Do this.
Reproduce every entry in the listing without alteration.

Records for the task.
········

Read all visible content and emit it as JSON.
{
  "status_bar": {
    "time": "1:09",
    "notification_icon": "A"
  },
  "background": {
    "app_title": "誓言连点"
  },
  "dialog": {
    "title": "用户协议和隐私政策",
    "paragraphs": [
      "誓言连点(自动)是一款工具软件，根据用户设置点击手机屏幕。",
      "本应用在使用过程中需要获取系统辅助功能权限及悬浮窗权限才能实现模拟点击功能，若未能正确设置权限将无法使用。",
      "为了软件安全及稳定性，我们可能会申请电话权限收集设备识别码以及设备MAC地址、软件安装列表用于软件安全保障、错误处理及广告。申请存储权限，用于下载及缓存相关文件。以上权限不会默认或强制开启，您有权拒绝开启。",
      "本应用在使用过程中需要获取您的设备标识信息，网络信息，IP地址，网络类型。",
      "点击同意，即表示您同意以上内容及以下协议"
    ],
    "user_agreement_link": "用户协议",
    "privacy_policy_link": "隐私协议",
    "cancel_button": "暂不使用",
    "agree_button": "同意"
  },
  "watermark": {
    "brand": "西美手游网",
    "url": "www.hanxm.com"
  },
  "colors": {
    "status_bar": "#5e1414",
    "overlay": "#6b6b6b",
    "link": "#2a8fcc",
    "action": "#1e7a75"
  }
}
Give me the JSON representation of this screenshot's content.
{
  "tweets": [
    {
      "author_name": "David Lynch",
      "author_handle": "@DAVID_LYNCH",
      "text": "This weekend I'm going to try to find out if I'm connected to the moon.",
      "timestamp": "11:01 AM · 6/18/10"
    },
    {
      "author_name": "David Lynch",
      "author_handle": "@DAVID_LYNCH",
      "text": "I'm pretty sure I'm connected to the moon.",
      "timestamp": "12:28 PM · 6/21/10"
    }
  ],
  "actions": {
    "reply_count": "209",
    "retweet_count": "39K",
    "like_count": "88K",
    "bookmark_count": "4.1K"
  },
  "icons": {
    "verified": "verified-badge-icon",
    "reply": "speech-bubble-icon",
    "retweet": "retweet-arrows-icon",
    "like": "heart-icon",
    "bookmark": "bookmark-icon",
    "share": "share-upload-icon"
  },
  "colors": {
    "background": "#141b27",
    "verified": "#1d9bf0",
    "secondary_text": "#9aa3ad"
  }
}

········

Exercise solution.
Read all visible content and emit it as JSON.
{
  "status_bar": {
    "time": "1:09",
    "notification_icon": "A"
  },
  "background": {
    "app_title": "誓言连点"
  },
  "dialog": {
    "title": "用户协议和隐私政策",
    "paragraphs": [
      "誓言连点(自动)是一款工具软件，根据用户设置点击手机屏幕。",
      "本应用在使用过程中需要获取系统辅助功能权限及悬浮窗权限才能实现模拟点击功能，若未能正确设置权限将无法使用。",
      "为了软件安全及稳定性，我们可能会申请电话权限收集设备识别码以及设备MAC地址、软件安装列表用于软件安全保障、错误处理及广告。申请存储权限，用于下载及缓存相关文件。以上权限不会默认或强制开启，您有权拒绝开启。",
      "本应用在使用过程中需要获取您的设备标识信息，网络信息，IP地址，网络类型。",
      "点击同意，即表示您同意以上内容及以下协议"
    ],
    "user_agreement_link": "用户协议",
    "privacy_policy_link": "隐私协议",
    "cancel_button": "暂不使用",
    "agree_button": "同意"
  },
  "watermark": {
    "brand": "西美手游网",
    "url": "www.hanxm.com"
  },
  "colors": {
    "status_bar": "#5e1414",
    "overlay": "#6b6b6b",
    "link": "#2a8fcc",
    "action": "#1e7a75"
  }
}
Give me the JSON representation of this screenshot's content.
{
  "tweets": [
    {
      "author_name": "David Lynch",
      "author_handle": "@DAVID_LYNCH",
      "text": "This weekend I'm going to try to find out if I'm connected to the moon.",
      "timestamp": "11:01 AM · 6/18/10"
    },
    {
      "author_name": "David Lynch",
      "author_handle": "@DAVID_LYNCH",
      "text": "I'm pretty sure I'm connected to the moon.",
      "timestamp": "12:28 PM · 6/21/10"
    }
  ],
  "actions": {
    "reply_count": "209",
    "retweet_count": "39K",
    "like_count": "88K",
    "bookmark_count": "4.1K"
  },
  "icons": {
    "verified": "verified-badge-icon",
    "reply": "speech-bubble-icon",
    "retweet": "retweet-arrows-icon",
    "like": "heart-icon",
    "bookmark": "bookmark-icon",
    "share": "share-upload-icon"
  },
  "colors": {
    "background": "#141b27",
    "verified": "#1d9bf0",
    "secondary_text": "#9aa3ad"
  }
}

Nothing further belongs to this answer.